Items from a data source
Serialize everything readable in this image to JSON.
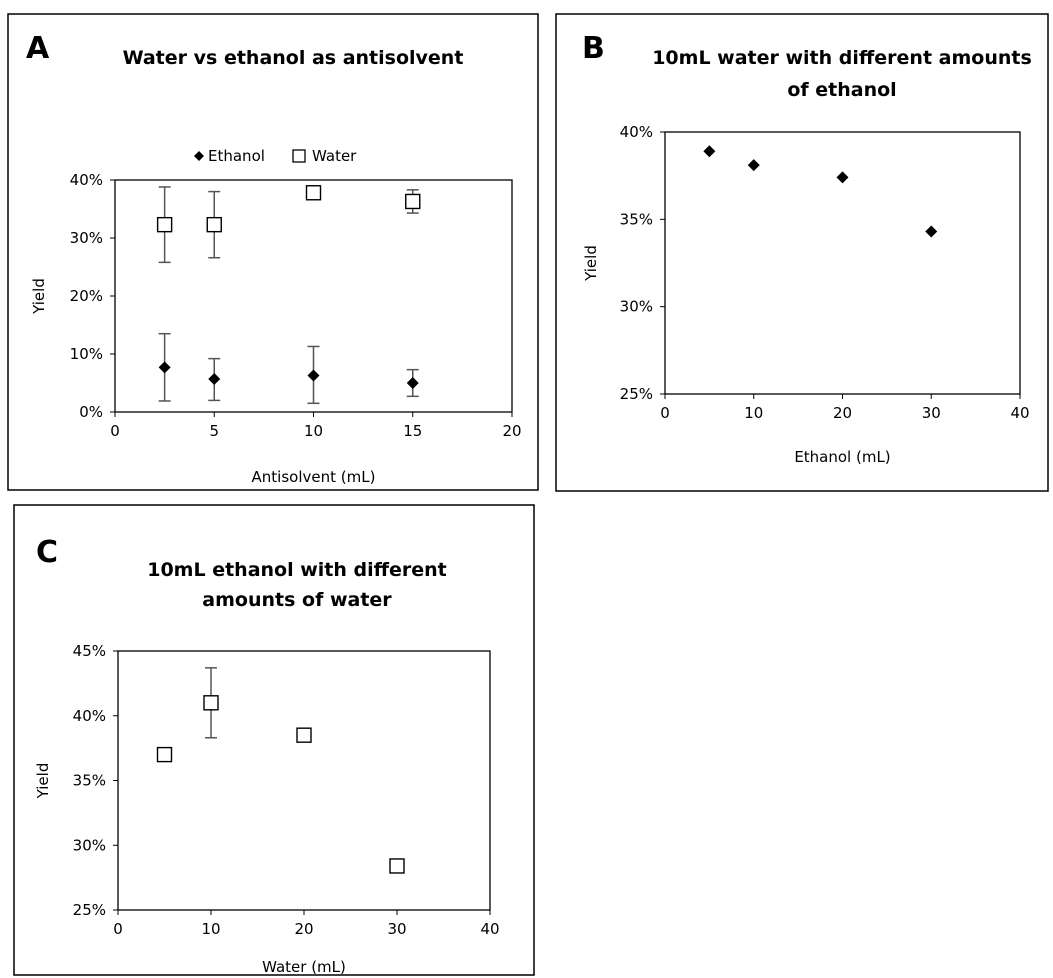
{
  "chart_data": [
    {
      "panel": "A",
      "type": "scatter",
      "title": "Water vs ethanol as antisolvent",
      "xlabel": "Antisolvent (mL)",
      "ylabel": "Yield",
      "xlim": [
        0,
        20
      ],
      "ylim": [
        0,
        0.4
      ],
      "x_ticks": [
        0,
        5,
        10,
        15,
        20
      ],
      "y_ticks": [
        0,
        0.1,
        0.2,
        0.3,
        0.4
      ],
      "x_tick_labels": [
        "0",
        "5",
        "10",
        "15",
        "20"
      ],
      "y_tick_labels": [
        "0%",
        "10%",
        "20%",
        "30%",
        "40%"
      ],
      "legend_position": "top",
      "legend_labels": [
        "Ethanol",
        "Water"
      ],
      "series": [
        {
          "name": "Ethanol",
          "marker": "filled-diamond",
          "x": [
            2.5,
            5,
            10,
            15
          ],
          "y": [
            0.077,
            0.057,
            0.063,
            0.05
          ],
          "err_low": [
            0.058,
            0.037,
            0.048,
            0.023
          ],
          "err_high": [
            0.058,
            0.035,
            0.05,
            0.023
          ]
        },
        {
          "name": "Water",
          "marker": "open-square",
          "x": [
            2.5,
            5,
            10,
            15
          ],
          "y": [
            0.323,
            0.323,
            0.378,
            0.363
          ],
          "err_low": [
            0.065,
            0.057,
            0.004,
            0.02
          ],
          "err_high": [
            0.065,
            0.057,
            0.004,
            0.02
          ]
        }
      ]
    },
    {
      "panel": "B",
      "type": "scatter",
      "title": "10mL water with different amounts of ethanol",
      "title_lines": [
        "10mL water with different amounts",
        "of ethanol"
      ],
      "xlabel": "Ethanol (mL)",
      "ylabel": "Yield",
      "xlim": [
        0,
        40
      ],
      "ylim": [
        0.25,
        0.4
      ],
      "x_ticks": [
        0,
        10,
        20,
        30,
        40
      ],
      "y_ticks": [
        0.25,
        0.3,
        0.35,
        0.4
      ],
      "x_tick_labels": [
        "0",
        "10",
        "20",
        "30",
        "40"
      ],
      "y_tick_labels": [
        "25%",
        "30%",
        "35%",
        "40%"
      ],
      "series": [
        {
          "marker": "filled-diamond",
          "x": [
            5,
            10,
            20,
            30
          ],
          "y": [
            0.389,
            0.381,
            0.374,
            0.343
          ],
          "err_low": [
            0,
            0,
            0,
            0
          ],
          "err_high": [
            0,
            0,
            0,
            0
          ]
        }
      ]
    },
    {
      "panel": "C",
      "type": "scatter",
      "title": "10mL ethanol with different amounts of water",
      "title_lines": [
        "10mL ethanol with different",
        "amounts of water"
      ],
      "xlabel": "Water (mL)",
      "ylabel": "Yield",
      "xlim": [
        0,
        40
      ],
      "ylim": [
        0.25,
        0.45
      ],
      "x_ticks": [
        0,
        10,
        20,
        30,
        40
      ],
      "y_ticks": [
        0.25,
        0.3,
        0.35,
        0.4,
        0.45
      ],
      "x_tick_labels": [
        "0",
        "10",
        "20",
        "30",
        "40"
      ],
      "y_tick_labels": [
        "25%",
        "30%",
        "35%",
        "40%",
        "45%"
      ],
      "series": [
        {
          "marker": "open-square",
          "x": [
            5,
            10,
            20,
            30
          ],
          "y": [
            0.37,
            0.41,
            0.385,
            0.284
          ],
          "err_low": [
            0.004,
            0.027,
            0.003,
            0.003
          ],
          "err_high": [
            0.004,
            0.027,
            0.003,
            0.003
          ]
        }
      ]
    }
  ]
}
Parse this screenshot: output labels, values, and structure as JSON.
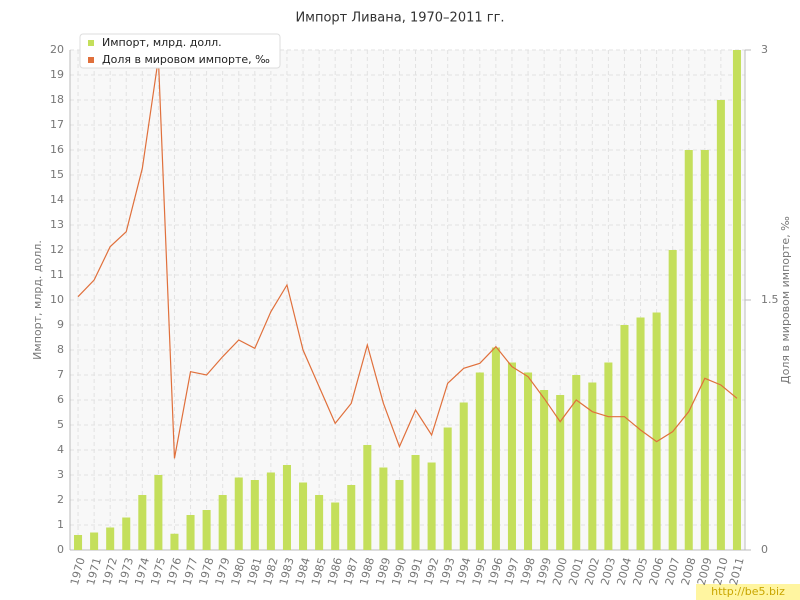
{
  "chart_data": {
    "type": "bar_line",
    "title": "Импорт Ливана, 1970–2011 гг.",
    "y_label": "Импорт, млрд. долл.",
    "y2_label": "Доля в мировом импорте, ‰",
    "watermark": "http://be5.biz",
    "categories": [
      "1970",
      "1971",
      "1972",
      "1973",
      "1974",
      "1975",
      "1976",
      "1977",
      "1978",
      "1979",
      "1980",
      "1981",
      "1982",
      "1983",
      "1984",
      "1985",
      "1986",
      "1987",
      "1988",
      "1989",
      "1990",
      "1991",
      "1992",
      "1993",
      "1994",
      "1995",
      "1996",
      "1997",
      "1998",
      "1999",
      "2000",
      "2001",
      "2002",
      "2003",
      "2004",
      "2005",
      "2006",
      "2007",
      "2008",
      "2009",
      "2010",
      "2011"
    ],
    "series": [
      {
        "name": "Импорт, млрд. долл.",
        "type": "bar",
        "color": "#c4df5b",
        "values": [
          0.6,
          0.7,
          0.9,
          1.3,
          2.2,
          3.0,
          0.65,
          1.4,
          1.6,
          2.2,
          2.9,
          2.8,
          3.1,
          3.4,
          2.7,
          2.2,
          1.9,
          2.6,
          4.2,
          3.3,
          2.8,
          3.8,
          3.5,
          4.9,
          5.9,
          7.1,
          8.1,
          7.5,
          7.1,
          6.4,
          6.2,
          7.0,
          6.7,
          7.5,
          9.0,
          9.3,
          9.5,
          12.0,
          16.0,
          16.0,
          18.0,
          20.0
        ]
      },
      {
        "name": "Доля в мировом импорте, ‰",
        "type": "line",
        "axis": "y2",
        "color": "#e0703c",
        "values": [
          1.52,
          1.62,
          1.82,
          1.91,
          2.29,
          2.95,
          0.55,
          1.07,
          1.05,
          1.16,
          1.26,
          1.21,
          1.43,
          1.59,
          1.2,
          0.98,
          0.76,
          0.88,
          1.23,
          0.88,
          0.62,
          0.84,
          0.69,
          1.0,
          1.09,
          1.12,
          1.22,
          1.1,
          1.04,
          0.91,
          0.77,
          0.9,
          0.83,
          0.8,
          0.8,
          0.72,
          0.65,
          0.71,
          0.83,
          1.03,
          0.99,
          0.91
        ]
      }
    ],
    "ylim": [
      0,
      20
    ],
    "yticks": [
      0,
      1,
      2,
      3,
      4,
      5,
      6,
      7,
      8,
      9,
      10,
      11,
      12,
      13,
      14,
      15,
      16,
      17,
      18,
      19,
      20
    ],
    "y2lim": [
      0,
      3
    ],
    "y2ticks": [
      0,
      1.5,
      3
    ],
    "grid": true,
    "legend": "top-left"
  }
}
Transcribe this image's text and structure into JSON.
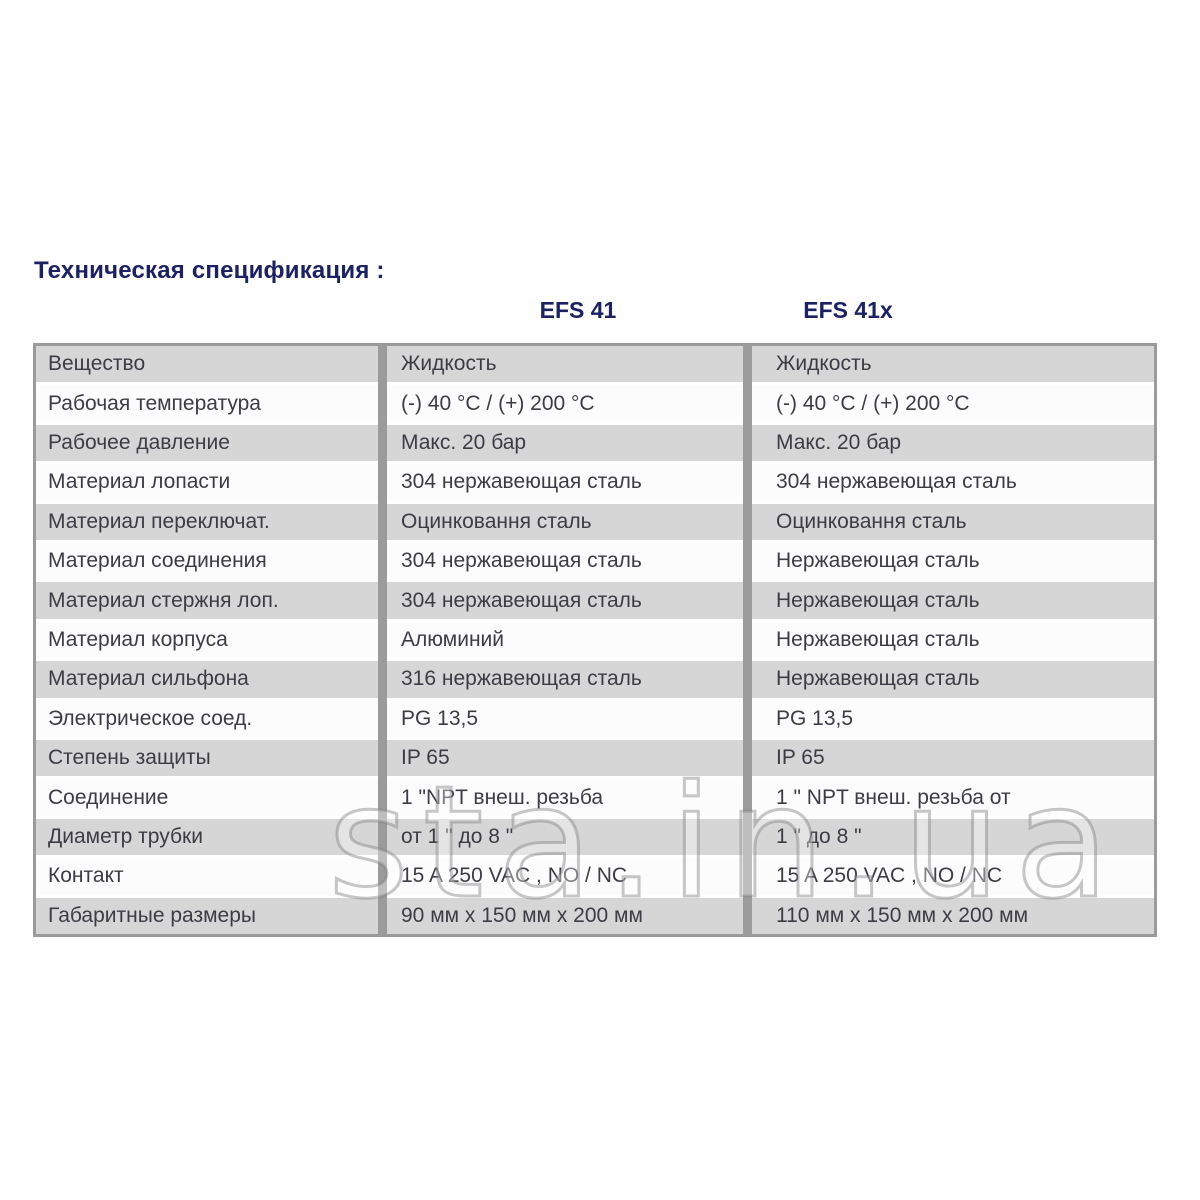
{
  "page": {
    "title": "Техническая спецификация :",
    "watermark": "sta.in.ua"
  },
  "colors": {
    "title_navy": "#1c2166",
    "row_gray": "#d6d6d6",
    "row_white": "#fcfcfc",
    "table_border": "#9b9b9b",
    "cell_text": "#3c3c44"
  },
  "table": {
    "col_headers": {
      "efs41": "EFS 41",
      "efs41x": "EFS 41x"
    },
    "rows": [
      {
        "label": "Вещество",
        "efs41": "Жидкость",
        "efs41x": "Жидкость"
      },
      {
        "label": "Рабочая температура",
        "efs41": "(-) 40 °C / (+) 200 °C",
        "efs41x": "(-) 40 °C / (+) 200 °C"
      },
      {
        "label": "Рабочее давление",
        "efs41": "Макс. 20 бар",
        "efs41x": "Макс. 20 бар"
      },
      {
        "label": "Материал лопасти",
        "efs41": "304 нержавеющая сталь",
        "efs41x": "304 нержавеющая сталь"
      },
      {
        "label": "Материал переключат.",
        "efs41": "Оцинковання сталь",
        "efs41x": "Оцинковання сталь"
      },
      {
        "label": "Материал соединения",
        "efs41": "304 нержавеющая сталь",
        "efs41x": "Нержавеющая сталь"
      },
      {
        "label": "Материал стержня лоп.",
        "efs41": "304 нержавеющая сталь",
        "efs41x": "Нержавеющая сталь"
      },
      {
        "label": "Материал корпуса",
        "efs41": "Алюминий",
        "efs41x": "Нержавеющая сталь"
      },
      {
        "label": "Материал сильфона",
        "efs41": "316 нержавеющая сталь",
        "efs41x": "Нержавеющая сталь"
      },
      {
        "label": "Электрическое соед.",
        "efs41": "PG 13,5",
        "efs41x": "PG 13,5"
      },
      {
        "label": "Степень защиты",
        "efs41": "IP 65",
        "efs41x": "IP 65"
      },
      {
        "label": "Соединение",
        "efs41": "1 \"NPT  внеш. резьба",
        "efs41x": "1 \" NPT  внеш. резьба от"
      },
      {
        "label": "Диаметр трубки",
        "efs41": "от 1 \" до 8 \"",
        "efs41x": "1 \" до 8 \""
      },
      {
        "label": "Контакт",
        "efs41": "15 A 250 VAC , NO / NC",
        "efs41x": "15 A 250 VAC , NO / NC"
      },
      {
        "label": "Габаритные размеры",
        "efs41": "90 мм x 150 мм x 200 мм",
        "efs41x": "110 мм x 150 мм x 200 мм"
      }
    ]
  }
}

» **What you are asked to do**
Extract every line containing the string "млрд" from the material.

» **Written response**
    "y_label": "Импорт, млрд. долл.",
        "name": "Импорт, млрд. долл.",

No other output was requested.